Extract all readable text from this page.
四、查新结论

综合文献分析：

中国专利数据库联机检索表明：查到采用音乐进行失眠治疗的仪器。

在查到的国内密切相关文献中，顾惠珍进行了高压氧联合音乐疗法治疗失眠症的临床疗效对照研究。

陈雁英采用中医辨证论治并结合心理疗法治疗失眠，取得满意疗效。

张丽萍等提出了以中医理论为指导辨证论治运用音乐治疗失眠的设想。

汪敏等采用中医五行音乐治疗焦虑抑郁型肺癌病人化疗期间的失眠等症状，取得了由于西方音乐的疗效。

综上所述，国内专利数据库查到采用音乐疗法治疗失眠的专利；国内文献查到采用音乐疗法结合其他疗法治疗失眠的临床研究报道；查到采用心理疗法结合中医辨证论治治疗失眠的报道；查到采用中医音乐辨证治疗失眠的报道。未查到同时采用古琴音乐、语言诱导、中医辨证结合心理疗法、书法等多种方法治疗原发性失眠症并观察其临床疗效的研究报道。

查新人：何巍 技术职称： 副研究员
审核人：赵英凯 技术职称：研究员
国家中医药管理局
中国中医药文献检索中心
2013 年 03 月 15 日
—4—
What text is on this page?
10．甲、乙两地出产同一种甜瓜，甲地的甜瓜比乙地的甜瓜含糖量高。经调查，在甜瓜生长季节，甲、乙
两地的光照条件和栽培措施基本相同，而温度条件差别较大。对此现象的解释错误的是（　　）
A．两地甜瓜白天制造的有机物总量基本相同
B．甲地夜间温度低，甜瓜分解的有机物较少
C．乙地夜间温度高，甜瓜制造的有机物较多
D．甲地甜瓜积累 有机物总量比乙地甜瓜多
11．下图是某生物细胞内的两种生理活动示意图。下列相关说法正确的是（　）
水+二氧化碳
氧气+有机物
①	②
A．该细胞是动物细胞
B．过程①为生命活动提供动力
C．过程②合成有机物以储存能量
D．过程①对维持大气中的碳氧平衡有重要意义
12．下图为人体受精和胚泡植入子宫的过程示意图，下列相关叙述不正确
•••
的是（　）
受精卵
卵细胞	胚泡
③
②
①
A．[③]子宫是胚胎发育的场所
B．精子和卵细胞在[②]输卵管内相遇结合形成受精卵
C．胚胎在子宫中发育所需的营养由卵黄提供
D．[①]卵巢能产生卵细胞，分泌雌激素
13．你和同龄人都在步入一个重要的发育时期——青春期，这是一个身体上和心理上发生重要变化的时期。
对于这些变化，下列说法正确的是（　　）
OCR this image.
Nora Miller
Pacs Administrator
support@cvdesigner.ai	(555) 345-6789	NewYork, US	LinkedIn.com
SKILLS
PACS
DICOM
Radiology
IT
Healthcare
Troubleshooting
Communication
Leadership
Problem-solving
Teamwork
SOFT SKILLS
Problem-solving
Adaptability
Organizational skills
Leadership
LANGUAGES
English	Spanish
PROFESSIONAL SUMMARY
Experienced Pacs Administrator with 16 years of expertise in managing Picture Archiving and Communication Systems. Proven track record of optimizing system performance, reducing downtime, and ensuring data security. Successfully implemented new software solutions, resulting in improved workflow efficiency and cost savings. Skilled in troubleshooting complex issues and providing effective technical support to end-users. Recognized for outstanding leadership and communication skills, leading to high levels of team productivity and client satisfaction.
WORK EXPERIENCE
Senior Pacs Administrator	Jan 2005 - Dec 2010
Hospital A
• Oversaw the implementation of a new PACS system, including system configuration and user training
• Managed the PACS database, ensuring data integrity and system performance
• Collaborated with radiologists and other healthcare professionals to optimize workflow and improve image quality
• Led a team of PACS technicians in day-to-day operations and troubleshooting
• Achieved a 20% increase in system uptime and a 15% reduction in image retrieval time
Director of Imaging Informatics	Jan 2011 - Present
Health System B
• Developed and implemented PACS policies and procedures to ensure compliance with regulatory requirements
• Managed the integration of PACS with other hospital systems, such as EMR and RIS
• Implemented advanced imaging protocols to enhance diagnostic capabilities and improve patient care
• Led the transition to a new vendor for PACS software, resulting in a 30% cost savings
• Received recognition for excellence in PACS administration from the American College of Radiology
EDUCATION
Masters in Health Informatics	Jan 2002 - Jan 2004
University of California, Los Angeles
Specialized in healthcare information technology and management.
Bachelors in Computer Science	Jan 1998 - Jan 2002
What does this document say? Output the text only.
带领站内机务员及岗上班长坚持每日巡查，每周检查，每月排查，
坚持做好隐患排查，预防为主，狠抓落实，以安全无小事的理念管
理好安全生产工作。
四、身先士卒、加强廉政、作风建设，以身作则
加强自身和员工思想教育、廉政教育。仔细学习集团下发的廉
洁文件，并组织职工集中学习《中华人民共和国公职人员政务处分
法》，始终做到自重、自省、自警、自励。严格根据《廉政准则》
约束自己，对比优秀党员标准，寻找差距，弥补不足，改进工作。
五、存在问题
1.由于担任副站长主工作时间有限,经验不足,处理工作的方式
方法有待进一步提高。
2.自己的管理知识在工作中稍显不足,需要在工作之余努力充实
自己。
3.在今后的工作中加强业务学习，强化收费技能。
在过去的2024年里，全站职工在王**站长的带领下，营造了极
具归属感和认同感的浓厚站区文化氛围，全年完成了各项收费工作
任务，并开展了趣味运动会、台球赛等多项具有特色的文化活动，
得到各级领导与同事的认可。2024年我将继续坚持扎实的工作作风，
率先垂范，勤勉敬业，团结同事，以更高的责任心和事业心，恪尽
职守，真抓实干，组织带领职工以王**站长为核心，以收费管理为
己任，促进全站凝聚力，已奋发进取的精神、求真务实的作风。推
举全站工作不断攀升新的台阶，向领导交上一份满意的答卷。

###

Work required>
Each line of the material above must be retyped precisely.

Complete response>
Extract all readable text from this page.
四、查新结论

综合文献分析：

中国专利数据库联机检索表明：查到采用音乐进行失眠治疗的仪器。

在查到的国内密切相关文献中，顾惠珍进行了高压氧联合音乐疗法治疗失眠症的临床疗效对照研究。

陈雁英采用中医辨证论治并结合心理疗法治疗失眠，取得满意疗效。

张丽萍等提出了以中医理论为指导辨证论治运用音乐治疗失眠的设想。

汪敏等采用中医五行音乐治疗焦虑抑郁型肺癌病人化疗期间的失眠等症状，取得了由于西方音乐的疗效。

综上所述，国内专利数据库查到采用音乐疗法治疗失眠的专利；国内文献查到采用音乐疗法结合其他疗法治疗失眠的临床研究报道；查到采用心理疗法结合中医辨证论治治疗失眠的报道；查到采用中医音乐辨证治疗失眠的报道。未查到同时采用古琴音乐、语言诱导、中医辨证结合心理疗法、书法等多种方法治疗原发性失眠症并观察其临床疗效的研究报道。

查新人：何巍 技术职称： 副研究员
审核人：赵英凯 技术职称：研究员
国家中医药管理局
中国中医药文献检索中心
2013 年 03 月 15 日
—4—
What text is on this page?
10．甲、乙两地出产同一种甜瓜，甲地的甜瓜比乙地的甜瓜含糖量高。经调查，在甜瓜生长季节，甲、乙
两地的光照条件和栽培措施基本相同，而温度条件差别较大。对此现象的解释错误的是（　　）
A．两地甜瓜白天制造的有机物总量基本相同
B．甲地夜间温度低，甜瓜分解的有机物较少
C．乙地夜间温度高，甜瓜制造的有机物较多
D．甲地甜瓜积累 有机物总量比乙地甜瓜多
11．下图是某生物细胞内的两种生理活动示意图。下列相关说法正确的是（　）
水+二氧化碳
氧气+有机物
①	②
A．该细胞是动物细胞
B．过程①为生命活动提供动力
C．过程②合成有机物以储存能量
D．过程①对维持大气中的碳氧平衡有重要意义
12．下图为人体受精和胚泡植入子宫的过程示意图，下列相关叙述不正确
•••
的是（　）
受精卵
卵细胞	胚泡
③
②
①
A．[③]子宫是胚胎发育的场所
B．精子和卵细胞在[②]输卵管内相遇结合形成受精卵
C．胚胎在子宫中发育所需的营养由卵黄提供
D．[①]卵巢能产生卵细胞，分泌雌激素
13．你和同龄人都在步入一个重要的发育时期——青春期，这是一个身体上和心理上发生重要变化的时期。
对于这些变化，下列说法正确的是（　　）
OCR this image.
Nora Miller
Pacs Administrator
support@cvdesigner.ai	(555) 345-6789	NewYork, US	LinkedIn.com
SKILLS
PACS
DICOM
Radiology
IT
Healthcare
Troubleshooting
Communication
Leadership
Problem-solving
Teamwork
SOFT SKILLS
Problem-solving
Adaptability
Organizational skills
Leadership
LANGUAGES
English	Spanish
PROFESSIONAL SUMMARY
Experienced Pacs Administrator with 16 years of expertise in managing Picture Archiving and Communication Systems. Proven track record of optimizing system performance, reducing downtime, and ensuring data security. Successfully implemented new software solutions, resulting in improved workflow efficiency and cost savings. Skilled in troubleshooting complex issues and providing effective technical support to end-users. Recognized for outstanding leadership and communication skills, leading to high levels of team productivity and client satisfaction.
WORK EXPERIENCE
Senior Pacs Administrator	Jan 2005 - Dec 2010
Hospital A
• Oversaw the implementation of a new PACS system, including system configuration and user training
• Managed the PACS database, ensuring data integrity and system performance
• Collaborated with radiologists and other healthcare professionals to optimize workflow and improve image quality
• Led a team of PACS technicians in day-to-day operations and troubleshooting
• Achieved a 20% increase in system uptime and a 15% reduction in image retrieval time
Director of Imaging Informatics	Jan 2011 - Present
Health System B
• Developed and implemented PACS policies and procedures to ensure compliance with regulatory requirements
• Managed the integration of PACS with other hospital systems, such as EMR and RIS
• Implemented advanced imaging protocols to enhance diagnostic capabilities and improve patient care
• Led the transition to a new vendor for PACS software, resulting in a 30% cost savings
• Received recognition for excellence in PACS administration from the American College of Radiology
EDUCATION
Masters in Health Informatics	Jan 2002 - Jan 2004
University of California, Los Angeles
Specialized in healthcare information technology and management.
Bachelors in Computer Science	Jan 1998 - Jan 2002
What does this document say? Output the text only.
带领站内机务员及岗上班长坚持每日巡查，每周检查，每月排查，
坚持做好隐患排查，预防为主，狠抓落实，以安全无小事的理念管
理好安全生产工作。
四、身先士卒、加强廉政、作风建设，以身作则
加强自身和员工思想教育、廉政教育。仔细学习集团下发的廉
洁文件，并组织职工集中学习《中华人民共和国公职人员政务处分
法》，始终做到自重、自省、自警、自励。严格根据《廉政准则》
约束自己，对比优秀党员标准，寻找差距，弥补不足，改进工作。
五、存在问题
1.由于担任副站长主工作时间有限,经验不足,处理工作的方式
方法有待进一步提高。
2.自己的管理知识在工作中稍显不足,需要在工作之余努力充实
自己。
3.在今后的工作中加强业务学习，强化收费技能。
在过去的2024年里，全站职工在王**站长的带领下，营造了极
具归属感和认同感的浓厚站区文化氛围，全年完成了各项收费工作
任务，并开展了趣味运动会、台球赛等多项具有特色的文化活动，
得到各级领导与同事的认可。2024年我将继续坚持扎实的工作作风，
率先垂范，勤勉敬业，团结同事，以更高的责任心和事业心，恪尽
职守，真抓实干，组织带领职工以王**站长为核心，以收费管理为
己任，促进全站凝聚力，已奋发进取的精神、求真务实的作风。推
举全站工作不断攀升新的台阶，向领导交上一份满意的答卷。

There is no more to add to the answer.